The exercise
Return the full material exactly.

§ §

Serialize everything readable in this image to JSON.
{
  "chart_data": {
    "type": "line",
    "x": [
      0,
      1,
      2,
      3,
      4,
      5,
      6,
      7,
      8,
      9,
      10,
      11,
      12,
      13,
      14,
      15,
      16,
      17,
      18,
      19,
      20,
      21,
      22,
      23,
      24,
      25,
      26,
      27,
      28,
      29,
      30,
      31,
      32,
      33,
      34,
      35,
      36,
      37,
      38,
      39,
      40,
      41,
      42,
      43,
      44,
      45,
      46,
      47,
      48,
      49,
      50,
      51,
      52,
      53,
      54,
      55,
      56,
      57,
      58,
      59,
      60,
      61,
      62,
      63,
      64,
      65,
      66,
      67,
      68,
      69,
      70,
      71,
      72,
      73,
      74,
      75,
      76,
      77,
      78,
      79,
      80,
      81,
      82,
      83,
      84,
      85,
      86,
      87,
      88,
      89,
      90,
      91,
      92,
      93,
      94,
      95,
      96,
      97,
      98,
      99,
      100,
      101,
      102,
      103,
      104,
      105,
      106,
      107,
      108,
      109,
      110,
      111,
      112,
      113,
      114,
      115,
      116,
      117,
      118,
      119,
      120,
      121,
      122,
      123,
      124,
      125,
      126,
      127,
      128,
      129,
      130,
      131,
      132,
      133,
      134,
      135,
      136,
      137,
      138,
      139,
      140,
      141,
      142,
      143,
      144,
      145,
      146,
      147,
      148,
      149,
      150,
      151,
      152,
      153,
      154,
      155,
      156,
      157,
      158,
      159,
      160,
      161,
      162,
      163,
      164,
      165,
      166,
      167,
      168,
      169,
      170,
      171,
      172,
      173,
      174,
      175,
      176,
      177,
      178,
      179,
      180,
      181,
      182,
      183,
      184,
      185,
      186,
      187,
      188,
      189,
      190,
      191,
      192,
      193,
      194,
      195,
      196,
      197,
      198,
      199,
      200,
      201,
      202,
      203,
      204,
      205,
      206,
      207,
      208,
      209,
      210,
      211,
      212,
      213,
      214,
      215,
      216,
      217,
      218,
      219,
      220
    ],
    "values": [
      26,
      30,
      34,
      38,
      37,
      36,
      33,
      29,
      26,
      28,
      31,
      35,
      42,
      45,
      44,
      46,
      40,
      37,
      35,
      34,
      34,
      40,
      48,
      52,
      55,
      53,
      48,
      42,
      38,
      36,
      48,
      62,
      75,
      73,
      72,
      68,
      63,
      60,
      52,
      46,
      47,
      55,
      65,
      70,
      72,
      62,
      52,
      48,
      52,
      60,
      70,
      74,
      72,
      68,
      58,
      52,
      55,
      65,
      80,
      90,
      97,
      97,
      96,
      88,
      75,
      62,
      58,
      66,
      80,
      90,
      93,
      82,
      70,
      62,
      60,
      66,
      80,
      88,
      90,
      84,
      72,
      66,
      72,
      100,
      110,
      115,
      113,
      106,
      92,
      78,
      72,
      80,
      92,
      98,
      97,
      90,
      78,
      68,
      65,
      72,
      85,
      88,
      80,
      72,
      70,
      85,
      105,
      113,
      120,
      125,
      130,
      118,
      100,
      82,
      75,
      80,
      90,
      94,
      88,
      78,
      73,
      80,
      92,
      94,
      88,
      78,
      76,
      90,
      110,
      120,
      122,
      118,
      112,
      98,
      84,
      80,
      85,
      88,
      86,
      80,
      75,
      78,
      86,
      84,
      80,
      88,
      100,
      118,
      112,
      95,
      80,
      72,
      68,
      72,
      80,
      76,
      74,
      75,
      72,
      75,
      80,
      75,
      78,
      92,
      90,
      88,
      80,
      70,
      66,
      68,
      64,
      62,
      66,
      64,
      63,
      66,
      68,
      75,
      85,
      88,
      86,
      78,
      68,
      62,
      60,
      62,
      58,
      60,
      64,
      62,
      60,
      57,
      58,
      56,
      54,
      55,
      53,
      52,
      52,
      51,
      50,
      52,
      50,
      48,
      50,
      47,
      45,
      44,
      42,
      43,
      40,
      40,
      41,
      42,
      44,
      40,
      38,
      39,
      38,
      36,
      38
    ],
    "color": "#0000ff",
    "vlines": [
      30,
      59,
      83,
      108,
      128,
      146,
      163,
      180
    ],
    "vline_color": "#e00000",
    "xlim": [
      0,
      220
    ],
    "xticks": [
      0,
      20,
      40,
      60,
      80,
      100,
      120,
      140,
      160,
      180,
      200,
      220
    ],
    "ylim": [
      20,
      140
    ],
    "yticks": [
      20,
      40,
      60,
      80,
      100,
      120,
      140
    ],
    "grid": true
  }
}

§ §

Reply
Serialize everything readable in this image to JSON.
{
  "chart_data": {
    "type": "line",
    "x": [
      0,
      1,
      2,
      3,
      4,
      5,
      6,
      7,
      8,
      9,
      10,
      11,
      12,
      13,
      14,
      15,
      16,
      17,
      18,
      19,
      20,
      21,
      22,
      23,
      24,
      25,
      26,
      27,
      28,
      29,
      30,
      31,
      32,
      33,
      34,
      35,
      36,
      37,
      38,
      39,
      40,
      41,
      42,
      43,
      44,
      45,
      46,
      47,
      48,
      49,
      50,
      51,
      52,
      53,
      54,
      55,
      56,
      57,
      58,
      59,
      60,
      61,
      62,
      63,
      64,
      65,
      66,
      67,
      68,
      69,
      70,
      71,
      72,
      73,
      74,
      75,
      76,
      77,
      78,
      79,
      80,
      81,
      82,
      83,
      84,
      85,
      86,
      87,
      88,
      89,
      90,
      91,
      92,
      93,
      94,
      95,
      96,
      97,
      98,
      99,
      100,
      101,
      102,
      103,
      104,
      105,
      106,
      107,
      108,
      109,
      110,
      111,
      112,
      113,
      114,
      115,
      116,
      117,
      118,
      119,
      120,
      121,
      122,
      123,
      124,
      125,
      126,
      127,
      128,
      129,
      130,
      131,
      132,
      133,
      134,
      135,
      136,
      137,
      138,
      139,
      140,
      141,
      142,
      143,
      144,
      145,
      146,
      147,
      148,
      149,
      150,
      151,
      152,
      153,
      154,
      155,
      156,
      157,
      158,
      159,
      160,
      161,
      162,
      163,
      164,
      165,
      166,
      167,
      168,
      169,
      170,
      171,
      172,
      173,
      174,
      175,
      176,
      177,
      178,
      179,
      180,
      181,
      182,
      183,
      184,
      185,
      186,
      187,
      188,
      189,
      190,
      191,
      192,
      193,
      194,
      195,
      196,
      197,
      198,
      199,
      200,
      201,
      202,
      203,
      204,
      205,
      206,
      207,
      208,
      209,
      210,
      211,
      212,
      213,
      214,
      215,
      216,
      217,
      218,
      219,
      220
    ],
    "values": [
      26,
      30,
      34,
      38,
      37,
      36,
      33,
      29,
      26,
      28,
      31,
      35,
      42,
      45,
      44,
      46,
      40,
      37,
      35,
      34,
      34,
      40,
      48,
      52,
      55,
      53,
      48,
      42,
      38,
      36,
      48,
      62,
      75,
      73,
      72,
      68,
      63,
      60,
      52,
      46,
      47,
      55,
      65,
      70,
      72,
      62,
      52,
      48,
      52,
      60,
      70,
      74,
      72,
      68,
      58,
      52,
      55,
      65,
      80,
      90,
      97,
      97,
      96,
      88,
      75,
      62,
      58,
      66,
      80,
      90,
      93,
      82,
      70,
      62,
      60,
      66,
      80,
      88,
      90,
      84,
      72,
      66,
      72,
      100,
      110,
      115,
      113,
      106,
      92,
      78,
      72,
      80,
      92,
      98,
      97,
      90,
      78,
      68,
      65,
      72,
      85,
      88,
      80,
      72,
      70,
      85,
      105,
      113,
      120,
      125,
      130,
      118,
      100,
      82,
      75,
      80,
      90,
      94,
      88,
      78,
      73,
      80,
      92,
      94,
      88,
      78,
      76,
      90,
      110,
      120,
      122,
      118,
      112,
      98,
      84,
      80,
      85,
      88,
      86,
      80,
      75,
      78,
      86,
      84,
      80,
      88,
      100,
      118,
      112,
      95,
      80,
      72,
      68,
      72,
      80,
      76,
      74,
      75,
      72,
      75,
      80,
      75,
      78,
      92,
      90,
      88,
      80,
      70,
      66,
      68,
      64,
      62,
      66,
      64,
      63,
      66,
      68,
      75,
      85,
      88,
      86,
      78,
      68,
      62,
      60,
      62,
      58,
      60,
      64,
      62,
      60,
      57,
      58,
      56,
      54,
      55,
      53,
      52,
      52,
      51,
      50,
      52,
      50,
      48,
      50,
      47,
      45,
      44,
      42,
      43,
      40,
      40,
      41,
      42,
      44,
      40,
      38,
      39,
      38,
      36,
      38
    ],
    "color": "#0000ff",
    "vlines": [
      30,
      59,
      83,
      108,
      128,
      146,
      163,
      180
    ],
    "vline_color": "#e00000",
    "xlim": [
      0,
      220
    ],
    "xticks": [
      0,
      20,
      40,
      60,
      80,
      100,
      120,
      140,
      160,
      180,
      200,
      220
    ],
    "ylim": [
      20,
      140
    ],
    "yticks": [
      20,
      40,
      60,
      80,
      100,
      120,
      140
    ],
    "grid": true
  }
}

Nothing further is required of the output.